▶ REQUIREMENT
Single out each line with the word "особенности" and copy it.

▶ RECORD SET

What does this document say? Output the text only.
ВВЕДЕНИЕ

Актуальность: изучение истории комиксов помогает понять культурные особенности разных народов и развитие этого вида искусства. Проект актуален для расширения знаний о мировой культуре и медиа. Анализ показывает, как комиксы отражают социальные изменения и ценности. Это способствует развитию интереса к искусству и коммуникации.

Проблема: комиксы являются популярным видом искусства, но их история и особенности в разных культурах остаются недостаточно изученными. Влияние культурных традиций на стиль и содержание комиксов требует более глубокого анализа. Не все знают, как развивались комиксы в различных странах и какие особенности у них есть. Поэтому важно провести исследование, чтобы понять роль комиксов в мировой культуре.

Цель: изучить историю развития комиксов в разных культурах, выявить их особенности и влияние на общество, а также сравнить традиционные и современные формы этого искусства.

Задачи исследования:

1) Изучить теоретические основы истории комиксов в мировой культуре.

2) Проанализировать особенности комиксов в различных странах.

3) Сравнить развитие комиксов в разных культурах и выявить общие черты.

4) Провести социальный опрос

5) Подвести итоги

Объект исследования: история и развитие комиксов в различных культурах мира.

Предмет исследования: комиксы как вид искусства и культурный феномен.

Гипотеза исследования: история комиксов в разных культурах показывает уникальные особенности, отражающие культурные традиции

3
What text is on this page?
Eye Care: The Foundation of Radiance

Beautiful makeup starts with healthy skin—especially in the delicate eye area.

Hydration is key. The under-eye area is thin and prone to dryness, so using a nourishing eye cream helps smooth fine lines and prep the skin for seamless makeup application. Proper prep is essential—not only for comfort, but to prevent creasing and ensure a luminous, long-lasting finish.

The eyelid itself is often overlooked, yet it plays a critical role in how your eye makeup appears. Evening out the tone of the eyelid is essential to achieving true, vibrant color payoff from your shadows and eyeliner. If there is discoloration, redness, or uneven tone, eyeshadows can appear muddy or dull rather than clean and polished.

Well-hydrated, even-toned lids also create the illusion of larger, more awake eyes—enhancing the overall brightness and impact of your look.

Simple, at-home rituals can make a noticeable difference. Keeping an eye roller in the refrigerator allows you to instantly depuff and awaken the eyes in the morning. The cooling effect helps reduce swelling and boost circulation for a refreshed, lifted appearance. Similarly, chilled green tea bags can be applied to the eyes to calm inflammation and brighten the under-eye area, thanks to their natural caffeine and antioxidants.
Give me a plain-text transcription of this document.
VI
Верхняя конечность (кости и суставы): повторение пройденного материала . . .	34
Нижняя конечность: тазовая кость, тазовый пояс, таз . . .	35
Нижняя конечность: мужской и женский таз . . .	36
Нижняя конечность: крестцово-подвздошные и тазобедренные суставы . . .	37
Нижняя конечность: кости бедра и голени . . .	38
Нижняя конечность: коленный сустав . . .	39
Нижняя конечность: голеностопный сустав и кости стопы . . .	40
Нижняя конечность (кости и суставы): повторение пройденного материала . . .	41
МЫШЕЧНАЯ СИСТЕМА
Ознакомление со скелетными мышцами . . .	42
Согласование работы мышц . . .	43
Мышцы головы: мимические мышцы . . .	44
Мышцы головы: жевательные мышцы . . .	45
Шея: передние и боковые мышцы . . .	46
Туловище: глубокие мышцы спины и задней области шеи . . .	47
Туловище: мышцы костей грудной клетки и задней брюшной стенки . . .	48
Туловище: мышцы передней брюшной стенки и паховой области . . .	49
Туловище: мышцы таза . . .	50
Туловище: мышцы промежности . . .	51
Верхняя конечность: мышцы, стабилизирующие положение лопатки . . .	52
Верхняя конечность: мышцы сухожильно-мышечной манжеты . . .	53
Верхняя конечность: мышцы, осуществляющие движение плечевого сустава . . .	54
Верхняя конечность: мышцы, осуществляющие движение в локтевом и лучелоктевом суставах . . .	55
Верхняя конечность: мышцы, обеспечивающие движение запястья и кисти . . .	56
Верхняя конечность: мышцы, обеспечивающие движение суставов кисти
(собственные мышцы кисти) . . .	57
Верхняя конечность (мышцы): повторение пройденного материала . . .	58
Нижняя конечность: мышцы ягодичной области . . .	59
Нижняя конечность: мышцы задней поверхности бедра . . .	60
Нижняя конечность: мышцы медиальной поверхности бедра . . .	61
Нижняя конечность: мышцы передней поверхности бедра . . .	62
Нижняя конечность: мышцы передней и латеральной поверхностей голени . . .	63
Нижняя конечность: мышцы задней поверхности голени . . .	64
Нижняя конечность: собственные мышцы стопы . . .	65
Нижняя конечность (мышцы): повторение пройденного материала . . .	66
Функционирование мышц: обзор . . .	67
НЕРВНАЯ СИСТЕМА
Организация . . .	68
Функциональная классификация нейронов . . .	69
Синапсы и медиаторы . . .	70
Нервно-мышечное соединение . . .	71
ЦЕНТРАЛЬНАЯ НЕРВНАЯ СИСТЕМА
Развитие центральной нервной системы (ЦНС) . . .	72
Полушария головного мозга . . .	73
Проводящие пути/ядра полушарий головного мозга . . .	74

▶ OUTPUT FOR THIS EXERCISE
Актуальность: изучение истории комиксов помогает понять культурные особенности разных народов и развитие этого вида искусства. Проект актуален для расширения знаний о мировой культуре и медиа. Анализ показывает, как комиксы отражают социальные изменения и ценности. Это способствует развитию интереса к искусству и коммуникации.
Проблема: комиксы являются популярным видом искусства, но их история и особенности в разных культурах остаются недостаточно изученными. Влияние культурных традиций на стиль и содержание комиксов требует более глубокого анализа. Не все знают, как развивались комиксы в различных странах и какие особенности у них есть. Поэтому важно провести исследование, чтобы понять роль комиксов в мировой культуре.
Цель: изучить историю развития комиксов в разных культурах, выявить их особенности и влияние на общество, а также сравнить традиционные и современные формы этого искусства.
2) Проанализировать особенности комиксов в различных странах.
Гипотеза исследования: история комиксов в разных культурах показывает уникальные особенности, отражающие культурные традиции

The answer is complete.